Print each line exactly as it is given.

Stored data
┏━━
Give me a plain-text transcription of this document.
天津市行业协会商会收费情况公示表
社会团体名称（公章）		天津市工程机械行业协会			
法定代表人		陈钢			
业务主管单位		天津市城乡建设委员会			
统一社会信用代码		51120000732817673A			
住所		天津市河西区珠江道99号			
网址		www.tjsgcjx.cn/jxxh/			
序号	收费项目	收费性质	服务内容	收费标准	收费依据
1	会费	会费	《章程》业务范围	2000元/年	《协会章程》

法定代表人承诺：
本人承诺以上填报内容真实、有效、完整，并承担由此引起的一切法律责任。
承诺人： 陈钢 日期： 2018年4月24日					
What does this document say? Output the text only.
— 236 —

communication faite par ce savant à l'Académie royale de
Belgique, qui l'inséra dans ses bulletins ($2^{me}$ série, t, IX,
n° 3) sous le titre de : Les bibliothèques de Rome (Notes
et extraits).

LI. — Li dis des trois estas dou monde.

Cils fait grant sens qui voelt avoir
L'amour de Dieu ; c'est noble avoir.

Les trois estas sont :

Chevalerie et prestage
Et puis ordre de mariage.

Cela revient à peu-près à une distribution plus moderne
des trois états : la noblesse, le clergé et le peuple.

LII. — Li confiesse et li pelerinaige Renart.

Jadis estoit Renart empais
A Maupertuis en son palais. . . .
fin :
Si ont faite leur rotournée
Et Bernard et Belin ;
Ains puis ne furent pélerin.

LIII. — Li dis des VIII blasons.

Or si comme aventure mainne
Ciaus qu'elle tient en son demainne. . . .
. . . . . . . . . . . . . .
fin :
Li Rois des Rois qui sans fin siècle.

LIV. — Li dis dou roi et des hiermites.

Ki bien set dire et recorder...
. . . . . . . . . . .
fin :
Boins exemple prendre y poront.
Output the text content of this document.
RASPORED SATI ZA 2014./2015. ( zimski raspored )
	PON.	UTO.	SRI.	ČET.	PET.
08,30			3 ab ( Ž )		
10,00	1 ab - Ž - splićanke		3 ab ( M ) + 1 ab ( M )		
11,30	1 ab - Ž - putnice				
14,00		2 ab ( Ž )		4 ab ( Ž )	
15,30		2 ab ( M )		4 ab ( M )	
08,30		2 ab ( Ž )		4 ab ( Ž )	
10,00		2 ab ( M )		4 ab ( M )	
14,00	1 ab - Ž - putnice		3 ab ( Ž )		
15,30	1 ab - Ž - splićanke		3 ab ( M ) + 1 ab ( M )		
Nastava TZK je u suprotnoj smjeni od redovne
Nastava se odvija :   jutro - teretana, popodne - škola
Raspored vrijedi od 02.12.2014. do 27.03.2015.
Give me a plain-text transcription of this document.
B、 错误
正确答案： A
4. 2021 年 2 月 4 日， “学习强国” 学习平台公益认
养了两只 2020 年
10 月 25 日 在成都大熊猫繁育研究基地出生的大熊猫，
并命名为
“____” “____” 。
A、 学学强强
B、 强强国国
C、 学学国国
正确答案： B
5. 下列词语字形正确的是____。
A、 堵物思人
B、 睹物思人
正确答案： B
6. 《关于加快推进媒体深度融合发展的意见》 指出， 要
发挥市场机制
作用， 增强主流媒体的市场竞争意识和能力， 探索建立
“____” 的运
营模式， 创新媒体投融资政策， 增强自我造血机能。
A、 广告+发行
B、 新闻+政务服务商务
┗━━
**FINAL RESULT:**
Give me a plain-text transcription of this document.
天津市行业协会商会收费情况公示表
社会团体名称（公章）		天津市工程机械行业协会			
法定代表人		陈钢			
业务主管单位		天津市城乡建设委员会			
统一社会信用代码		51120000732817673A			
住所		天津市河西区珠江道99号			
网址		www.tjsgcjx.cn/jxxh/			
序号	收费项目	收费性质	服务内容	收费标准	收费依据
1	会费	会费	《章程》业务范围	2000元/年	《协会章程》

法定代表人承诺：
本人承诺以上填报内容真实、有效、完整，并承担由此引起的一切法律责任。
承诺人： 陈钢 日期： 2018年4月24日					
What does this document say? Output the text only.
— 236 —

communication faite par ce savant à l'Académie royale de
Belgique, qui l'inséra dans ses bulletins ($2^{me}$ série, t, IX,
n° 3) sous le titre de : Les bibliothèques de Rome (Notes
et extraits).

LI. — Li dis des trois estas dou monde.

Cils fait grant sens qui voelt avoir
L'amour de Dieu ; c'est noble avoir.

Les trois estas sont :

Chevalerie et prestage
Et puis ordre de mariage.

Cela revient à peu-près à une distribution plus moderne
des trois états : la noblesse, le clergé et le peuple.

LII. — Li confiesse et li pelerinaige Renart.

Jadis estoit Renart empais
A Maupertuis en son palais. . . .
fin :
Si ont faite leur rotournée
Et Bernard et Belin ;
Ains puis ne furent pélerin.

LIII. — Li dis des VIII blasons.

Or si comme aventure mainne
Ciaus qu'elle tient en son demainne. . . .
. . . . . . . . . . . . . .
fin :
Li Rois des Rois qui sans fin siècle.

LIV. — Li dis dou roi et des hiermites.

Ki bien set dire et recorder...
. . . . . . . . . . .
fin :
Boins exemple prendre y poront.
Output the text content of this document.
RASPORED SATI ZA 2014./2015. ( zimski raspored )
	PON.	UTO.	SRI.	ČET.	PET.
08,30			3 ab ( Ž )		
10,00	1 ab - Ž - splićanke		3 ab ( M ) + 1 ab ( M )		
11,30	1 ab - Ž - putnice				
14,00		2 ab ( Ž )		4 ab ( Ž )	
15,30		2 ab ( M )		4 ab ( M )	
08,30		2 ab ( Ž )		4 ab ( Ž )	
10,00		2 ab ( M )		4 ab ( M )	
14,00	1 ab - Ž - putnice		3 ab ( Ž )		
15,30	1 ab - Ž - splićanke		3 ab ( M ) + 1 ab ( M )		
Nastava TZK je u suprotnoj smjeni od redovne
Nastava se odvija :   jutro - teretana, popodne - škola
Raspored vrijedi od 02.12.2014. do 27.03.2015.
Give me a plain-text transcription of this document.
B、 错误
正确答案： A
4. 2021 年 2 月 4 日， “学习强国” 学习平台公益认
养了两只 2020 年
10 月 25 日 在成都大熊猫繁育研究基地出生的大熊猫，
并命名为
“____” “____” 。
A、 学学强强
B、 强强国国
C、 学学国国
正确答案： B
5. 下列词语字形正确的是____。
A、 堵物思人
B、 睹物思人
正确答案： B
6. 《关于加快推进媒体深度融合发展的意见》 指出， 要
发挥市场机制
作用， 增强主流媒体的市场竞争意识和能力， 探索建立
“____” 的运
营模式， 创新媒体投融资政策， 增强自我造血机能。
A、 广告+发行
B、 新闻+政务服务商务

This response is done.